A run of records
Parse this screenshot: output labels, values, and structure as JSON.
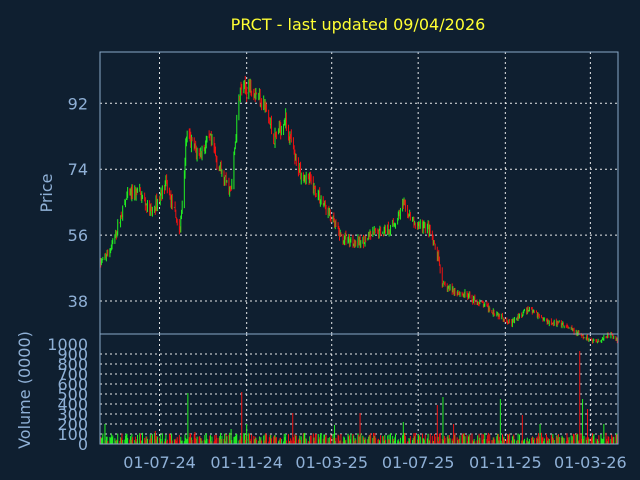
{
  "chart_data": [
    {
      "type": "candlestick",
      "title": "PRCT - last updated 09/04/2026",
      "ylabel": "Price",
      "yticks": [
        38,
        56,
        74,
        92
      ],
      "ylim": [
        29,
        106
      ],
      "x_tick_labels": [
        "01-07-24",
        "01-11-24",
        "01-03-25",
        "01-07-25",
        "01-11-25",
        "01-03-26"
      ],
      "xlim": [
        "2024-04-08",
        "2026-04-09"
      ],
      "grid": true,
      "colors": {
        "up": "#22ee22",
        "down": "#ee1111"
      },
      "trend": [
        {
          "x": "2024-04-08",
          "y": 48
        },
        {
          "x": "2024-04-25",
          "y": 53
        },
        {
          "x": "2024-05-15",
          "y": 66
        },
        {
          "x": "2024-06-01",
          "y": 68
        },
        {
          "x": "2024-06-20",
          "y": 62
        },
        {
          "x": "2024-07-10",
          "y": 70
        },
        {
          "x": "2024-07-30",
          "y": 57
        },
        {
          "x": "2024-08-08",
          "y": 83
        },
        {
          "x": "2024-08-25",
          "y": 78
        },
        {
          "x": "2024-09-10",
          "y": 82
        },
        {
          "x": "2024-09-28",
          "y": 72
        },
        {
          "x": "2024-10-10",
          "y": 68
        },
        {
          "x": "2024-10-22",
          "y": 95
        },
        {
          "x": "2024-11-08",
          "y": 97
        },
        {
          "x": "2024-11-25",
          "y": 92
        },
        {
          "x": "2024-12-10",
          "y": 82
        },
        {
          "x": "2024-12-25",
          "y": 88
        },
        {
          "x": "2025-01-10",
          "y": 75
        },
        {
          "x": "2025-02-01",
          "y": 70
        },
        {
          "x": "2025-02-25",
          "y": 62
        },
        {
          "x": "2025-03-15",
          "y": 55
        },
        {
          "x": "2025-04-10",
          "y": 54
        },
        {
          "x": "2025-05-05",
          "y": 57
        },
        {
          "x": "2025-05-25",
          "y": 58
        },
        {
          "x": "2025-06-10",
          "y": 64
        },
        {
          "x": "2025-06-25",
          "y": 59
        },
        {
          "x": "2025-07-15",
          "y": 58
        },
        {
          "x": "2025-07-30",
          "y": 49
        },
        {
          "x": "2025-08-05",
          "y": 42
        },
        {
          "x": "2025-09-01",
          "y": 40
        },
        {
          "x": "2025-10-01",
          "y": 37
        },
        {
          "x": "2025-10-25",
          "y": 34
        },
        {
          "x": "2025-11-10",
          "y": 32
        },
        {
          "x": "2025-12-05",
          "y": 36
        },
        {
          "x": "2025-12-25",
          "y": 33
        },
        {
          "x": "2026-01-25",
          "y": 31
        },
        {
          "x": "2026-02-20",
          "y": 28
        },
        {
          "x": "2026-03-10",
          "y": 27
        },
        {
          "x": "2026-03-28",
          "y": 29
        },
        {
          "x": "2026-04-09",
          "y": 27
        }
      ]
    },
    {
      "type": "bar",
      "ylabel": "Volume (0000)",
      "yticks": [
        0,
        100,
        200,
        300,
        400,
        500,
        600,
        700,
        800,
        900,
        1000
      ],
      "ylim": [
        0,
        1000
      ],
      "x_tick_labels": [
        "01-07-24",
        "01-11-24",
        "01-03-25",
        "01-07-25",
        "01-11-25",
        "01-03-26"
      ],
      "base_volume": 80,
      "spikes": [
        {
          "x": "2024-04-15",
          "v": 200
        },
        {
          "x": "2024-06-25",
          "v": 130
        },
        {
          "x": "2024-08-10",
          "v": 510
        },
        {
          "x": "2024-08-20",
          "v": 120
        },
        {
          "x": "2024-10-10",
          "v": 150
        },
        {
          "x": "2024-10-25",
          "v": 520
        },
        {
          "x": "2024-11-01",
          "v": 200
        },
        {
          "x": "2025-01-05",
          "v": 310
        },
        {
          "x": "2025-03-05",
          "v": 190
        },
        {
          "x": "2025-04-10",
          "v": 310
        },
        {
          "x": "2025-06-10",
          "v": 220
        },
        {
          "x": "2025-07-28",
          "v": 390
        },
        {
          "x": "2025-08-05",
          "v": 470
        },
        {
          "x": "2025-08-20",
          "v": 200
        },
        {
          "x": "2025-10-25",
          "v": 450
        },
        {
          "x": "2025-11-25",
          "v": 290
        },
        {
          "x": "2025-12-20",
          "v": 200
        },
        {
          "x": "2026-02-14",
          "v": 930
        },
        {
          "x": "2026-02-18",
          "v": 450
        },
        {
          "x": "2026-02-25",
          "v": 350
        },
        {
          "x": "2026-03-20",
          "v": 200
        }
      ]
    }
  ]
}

◆ JOB: Return every line of the records exactly as given, pictures excluded.

◆ RESULT OF THE EXERCISE:
Parse this screenshot: output labels, values, and structure as JSON.
{
  "chart_data": [
    {
      "type": "candlestick",
      "title": "PRCT - last updated 09/04/2026",
      "ylabel": "Price",
      "yticks": [
        38,
        56,
        74,
        92
      ],
      "ylim": [
        29,
        106
      ],
      "x_tick_labels": [
        "01-07-24",
        "01-11-24",
        "01-03-25",
        "01-07-25",
        "01-11-25",
        "01-03-26"
      ],
      "xlim": [
        "2024-04-08",
        "2026-04-09"
      ],
      "grid": true,
      "colors": {
        "up": "#22ee22",
        "down": "#ee1111"
      },
      "trend": [
        {
          "x": "2024-04-08",
          "y": 48
        },
        {
          "x": "2024-04-25",
          "y": 53
        },
        {
          "x": "2024-05-15",
          "y": 66
        },
        {
          "x": "2024-06-01",
          "y": 68
        },
        {
          "x": "2024-06-20",
          "y": 62
        },
        {
          "x": "2024-07-10",
          "y": 70
        },
        {
          "x": "2024-07-30",
          "y": 57
        },
        {
          "x": "2024-08-08",
          "y": 83
        },
        {
          "x": "2024-08-25",
          "y": 78
        },
        {
          "x": "2024-09-10",
          "y": 82
        },
        {
          "x": "2024-09-28",
          "y": 72
        },
        {
          "x": "2024-10-10",
          "y": 68
        },
        {
          "x": "2024-10-22",
          "y": 95
        },
        {
          "x": "2024-11-08",
          "y": 97
        },
        {
          "x": "2024-11-25",
          "y": 92
        },
        {
          "x": "2024-12-10",
          "y": 82
        },
        {
          "x": "2024-12-25",
          "y": 88
        },
        {
          "x": "2025-01-10",
          "y": 75
        },
        {
          "x": "2025-02-01",
          "y": 70
        },
        {
          "x": "2025-02-25",
          "y": 62
        },
        {
          "x": "2025-03-15",
          "y": 55
        },
        {
          "x": "2025-04-10",
          "y": 54
        },
        {
          "x": "2025-05-05",
          "y": 57
        },
        {
          "x": "2025-05-25",
          "y": 58
        },
        {
          "x": "2025-06-10",
          "y": 64
        },
        {
          "x": "2025-06-25",
          "y": 59
        },
        {
          "x": "2025-07-15",
          "y": 58
        },
        {
          "x": "2025-07-30",
          "y": 49
        },
        {
          "x": "2025-08-05",
          "y": 42
        },
        {
          "x": "2025-09-01",
          "y": 40
        },
        {
          "x": "2025-10-01",
          "y": 37
        },
        {
          "x": "2025-10-25",
          "y": 34
        },
        {
          "x": "2025-11-10",
          "y": 32
        },
        {
          "x": "2025-12-05",
          "y": 36
        },
        {
          "x": "2025-12-25",
          "y": 33
        },
        {
          "x": "2026-01-25",
          "y": 31
        },
        {
          "x": "2026-02-20",
          "y": 28
        },
        {
          "x": "2026-03-10",
          "y": 27
        },
        {
          "x": "2026-03-28",
          "y": 29
        },
        {
          "x": "2026-04-09",
          "y": 27
        }
      ]
    },
    {
      "type": "bar",
      "ylabel": "Volume (0000)",
      "yticks": [
        0,
        100,
        200,
        300,
        400,
        500,
        600,
        700,
        800,
        900,
        1000
      ],
      "ylim": [
        0,
        1000
      ],
      "x_tick_labels": [
        "01-07-24",
        "01-11-24",
        "01-03-25",
        "01-07-25",
        "01-11-25",
        "01-03-26"
      ],
      "base_volume": 80,
      "spikes": [
        {
          "x": "2024-04-15",
          "v": 200
        },
        {
          "x": "2024-06-25",
          "v": 130
        },
        {
          "x": "2024-08-10",
          "v": 510
        },
        {
          "x": "2024-08-20",
          "v": 120
        },
        {
          "x": "2024-10-10",
          "v": 150
        },
        {
          "x": "2024-10-25",
          "v": 520
        },
        {
          "x": "2024-11-01",
          "v": 200
        },
        {
          "x": "2025-01-05",
          "v": 310
        },
        {
          "x": "2025-03-05",
          "v": 190
        },
        {
          "x": "2025-04-10",
          "v": 310
        },
        {
          "x": "2025-06-10",
          "v": 220
        },
        {
          "x": "2025-07-28",
          "v": 390
        },
        {
          "x": "2025-08-05",
          "v": 470
        },
        {
          "x": "2025-08-20",
          "v": 200
        },
        {
          "x": "2025-10-25",
          "v": 450
        },
        {
          "x": "2025-11-25",
          "v": 290
        },
        {
          "x": "2025-12-20",
          "v": 200
        },
        {
          "x": "2026-02-14",
          "v": 930
        },
        {
          "x": "2026-02-18",
          "v": 450
        },
        {
          "x": "2026-02-25",
          "v": 350
        },
        {
          "x": "2026-03-20",
          "v": 200
        }
      ]
    }
  ]
}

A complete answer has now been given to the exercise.